⟨
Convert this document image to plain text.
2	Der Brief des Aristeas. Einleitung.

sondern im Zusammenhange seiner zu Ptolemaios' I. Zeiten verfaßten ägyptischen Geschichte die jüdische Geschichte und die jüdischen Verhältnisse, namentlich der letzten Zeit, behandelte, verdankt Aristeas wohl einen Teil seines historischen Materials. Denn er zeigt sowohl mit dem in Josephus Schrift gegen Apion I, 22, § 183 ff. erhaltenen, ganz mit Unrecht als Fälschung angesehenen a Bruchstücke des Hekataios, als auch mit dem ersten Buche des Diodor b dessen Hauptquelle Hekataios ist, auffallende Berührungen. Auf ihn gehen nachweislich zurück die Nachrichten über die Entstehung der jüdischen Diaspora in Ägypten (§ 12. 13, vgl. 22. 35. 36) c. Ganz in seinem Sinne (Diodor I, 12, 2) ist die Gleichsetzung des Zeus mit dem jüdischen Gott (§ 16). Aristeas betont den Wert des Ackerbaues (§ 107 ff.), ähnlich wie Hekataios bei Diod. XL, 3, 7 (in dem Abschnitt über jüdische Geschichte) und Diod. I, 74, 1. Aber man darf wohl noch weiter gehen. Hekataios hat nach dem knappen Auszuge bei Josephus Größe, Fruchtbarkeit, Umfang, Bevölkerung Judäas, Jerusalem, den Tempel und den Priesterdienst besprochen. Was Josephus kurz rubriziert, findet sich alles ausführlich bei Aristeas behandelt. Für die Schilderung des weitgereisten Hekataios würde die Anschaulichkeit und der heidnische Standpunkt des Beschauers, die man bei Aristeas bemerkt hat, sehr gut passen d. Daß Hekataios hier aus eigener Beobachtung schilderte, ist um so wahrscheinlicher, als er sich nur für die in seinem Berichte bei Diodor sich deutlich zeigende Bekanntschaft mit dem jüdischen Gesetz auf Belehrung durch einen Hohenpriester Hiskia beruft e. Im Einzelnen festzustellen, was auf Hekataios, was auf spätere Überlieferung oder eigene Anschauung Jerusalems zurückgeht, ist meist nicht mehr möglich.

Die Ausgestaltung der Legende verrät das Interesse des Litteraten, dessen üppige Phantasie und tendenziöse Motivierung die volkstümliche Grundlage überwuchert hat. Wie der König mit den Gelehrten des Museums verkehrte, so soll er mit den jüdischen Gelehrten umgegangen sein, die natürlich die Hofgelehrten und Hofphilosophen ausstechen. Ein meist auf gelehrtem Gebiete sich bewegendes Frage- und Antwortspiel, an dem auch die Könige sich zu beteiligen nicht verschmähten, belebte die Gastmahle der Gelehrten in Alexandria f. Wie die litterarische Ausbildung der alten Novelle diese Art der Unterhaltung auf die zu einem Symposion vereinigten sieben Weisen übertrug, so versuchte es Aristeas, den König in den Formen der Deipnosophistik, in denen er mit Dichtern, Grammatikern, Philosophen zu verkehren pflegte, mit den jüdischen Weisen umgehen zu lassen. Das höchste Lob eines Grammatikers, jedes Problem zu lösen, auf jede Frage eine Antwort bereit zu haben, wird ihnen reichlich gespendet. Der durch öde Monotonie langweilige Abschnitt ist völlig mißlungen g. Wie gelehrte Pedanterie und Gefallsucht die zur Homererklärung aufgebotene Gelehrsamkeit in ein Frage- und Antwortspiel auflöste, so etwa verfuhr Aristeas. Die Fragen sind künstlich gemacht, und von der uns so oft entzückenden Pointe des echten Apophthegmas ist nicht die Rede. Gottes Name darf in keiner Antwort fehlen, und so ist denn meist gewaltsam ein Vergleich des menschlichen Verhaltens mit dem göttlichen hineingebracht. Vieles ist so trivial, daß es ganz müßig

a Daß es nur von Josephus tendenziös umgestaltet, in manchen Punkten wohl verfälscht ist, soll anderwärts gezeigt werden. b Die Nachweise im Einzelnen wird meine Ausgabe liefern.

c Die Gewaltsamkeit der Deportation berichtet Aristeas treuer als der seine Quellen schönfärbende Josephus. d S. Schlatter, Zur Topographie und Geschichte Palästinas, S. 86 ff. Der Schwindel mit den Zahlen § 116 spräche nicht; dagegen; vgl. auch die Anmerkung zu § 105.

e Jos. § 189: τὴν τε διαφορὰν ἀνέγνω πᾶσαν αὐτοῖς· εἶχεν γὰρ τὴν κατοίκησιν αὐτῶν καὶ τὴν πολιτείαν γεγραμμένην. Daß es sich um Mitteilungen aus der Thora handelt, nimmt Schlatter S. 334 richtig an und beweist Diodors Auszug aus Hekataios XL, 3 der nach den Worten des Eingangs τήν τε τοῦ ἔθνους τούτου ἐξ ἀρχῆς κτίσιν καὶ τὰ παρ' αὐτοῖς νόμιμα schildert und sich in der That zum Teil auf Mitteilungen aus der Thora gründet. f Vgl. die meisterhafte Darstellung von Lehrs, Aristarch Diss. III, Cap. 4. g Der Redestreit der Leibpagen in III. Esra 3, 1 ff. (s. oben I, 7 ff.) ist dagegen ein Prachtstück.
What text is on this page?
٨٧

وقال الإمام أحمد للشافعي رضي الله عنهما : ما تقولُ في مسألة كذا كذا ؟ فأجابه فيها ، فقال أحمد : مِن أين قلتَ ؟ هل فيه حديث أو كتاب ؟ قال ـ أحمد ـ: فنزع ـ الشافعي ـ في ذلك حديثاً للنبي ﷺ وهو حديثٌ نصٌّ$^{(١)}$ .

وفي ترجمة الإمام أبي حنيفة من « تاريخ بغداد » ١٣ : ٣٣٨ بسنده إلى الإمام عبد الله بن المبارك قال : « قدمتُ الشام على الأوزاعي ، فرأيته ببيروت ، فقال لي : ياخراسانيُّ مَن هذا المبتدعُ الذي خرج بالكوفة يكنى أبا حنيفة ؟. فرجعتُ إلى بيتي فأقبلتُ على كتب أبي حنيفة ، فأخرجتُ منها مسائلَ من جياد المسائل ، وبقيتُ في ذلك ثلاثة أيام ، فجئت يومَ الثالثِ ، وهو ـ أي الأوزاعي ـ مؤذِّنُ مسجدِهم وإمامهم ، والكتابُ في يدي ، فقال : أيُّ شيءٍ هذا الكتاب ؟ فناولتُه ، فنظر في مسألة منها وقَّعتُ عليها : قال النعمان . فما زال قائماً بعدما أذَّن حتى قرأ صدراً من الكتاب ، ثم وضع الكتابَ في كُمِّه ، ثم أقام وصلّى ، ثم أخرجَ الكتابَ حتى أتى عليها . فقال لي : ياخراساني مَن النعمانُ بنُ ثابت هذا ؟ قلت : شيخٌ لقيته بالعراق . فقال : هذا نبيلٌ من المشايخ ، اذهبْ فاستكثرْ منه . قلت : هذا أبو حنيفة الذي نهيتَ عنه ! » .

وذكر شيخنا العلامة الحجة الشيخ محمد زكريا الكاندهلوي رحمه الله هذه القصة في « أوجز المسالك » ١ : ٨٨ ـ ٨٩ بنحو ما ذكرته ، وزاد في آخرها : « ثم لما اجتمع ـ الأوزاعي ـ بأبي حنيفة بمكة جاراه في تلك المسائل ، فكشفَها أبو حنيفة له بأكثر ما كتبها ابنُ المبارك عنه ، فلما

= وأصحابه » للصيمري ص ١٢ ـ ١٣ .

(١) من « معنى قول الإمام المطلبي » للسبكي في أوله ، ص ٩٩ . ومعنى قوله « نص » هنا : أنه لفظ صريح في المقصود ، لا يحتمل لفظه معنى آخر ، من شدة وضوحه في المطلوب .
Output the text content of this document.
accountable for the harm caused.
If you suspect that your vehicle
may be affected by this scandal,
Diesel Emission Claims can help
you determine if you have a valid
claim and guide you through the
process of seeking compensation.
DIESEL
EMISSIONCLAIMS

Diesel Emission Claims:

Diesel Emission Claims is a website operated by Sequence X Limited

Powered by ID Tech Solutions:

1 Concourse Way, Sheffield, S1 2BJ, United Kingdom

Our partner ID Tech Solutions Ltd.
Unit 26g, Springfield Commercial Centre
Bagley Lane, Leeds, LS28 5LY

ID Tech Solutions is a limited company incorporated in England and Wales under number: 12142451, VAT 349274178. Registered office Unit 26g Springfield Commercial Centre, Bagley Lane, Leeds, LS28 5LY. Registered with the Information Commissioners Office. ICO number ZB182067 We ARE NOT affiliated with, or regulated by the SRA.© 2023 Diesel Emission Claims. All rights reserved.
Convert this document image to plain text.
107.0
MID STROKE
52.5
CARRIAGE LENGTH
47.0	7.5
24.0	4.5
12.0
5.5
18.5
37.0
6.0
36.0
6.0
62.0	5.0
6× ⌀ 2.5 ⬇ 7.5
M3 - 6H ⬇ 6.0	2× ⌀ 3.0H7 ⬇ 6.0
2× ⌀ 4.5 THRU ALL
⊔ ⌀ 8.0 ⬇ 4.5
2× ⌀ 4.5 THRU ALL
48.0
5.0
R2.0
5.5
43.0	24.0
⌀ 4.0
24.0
⟩
AIM OF THE TASK: From the material above, gather all lines that include the string "Lane" and copy them.

FULL OUTPUT:
Bagley Lane, Leeds, LS28 5LY
ID Tech Solutions is a limited company incorporated in England and Wales under number: 12142451, VAT 349274178. Registered office Unit 26g Springfield Commercial Centre, Bagley Lane, Leeds, LS28 5LY. Registered with the Information Commissioners Office. ICO number ZB182067 We ARE NOT affiliated with, or regulated by the SRA.© 2023 Diesel Emission Claims. All rights reserved.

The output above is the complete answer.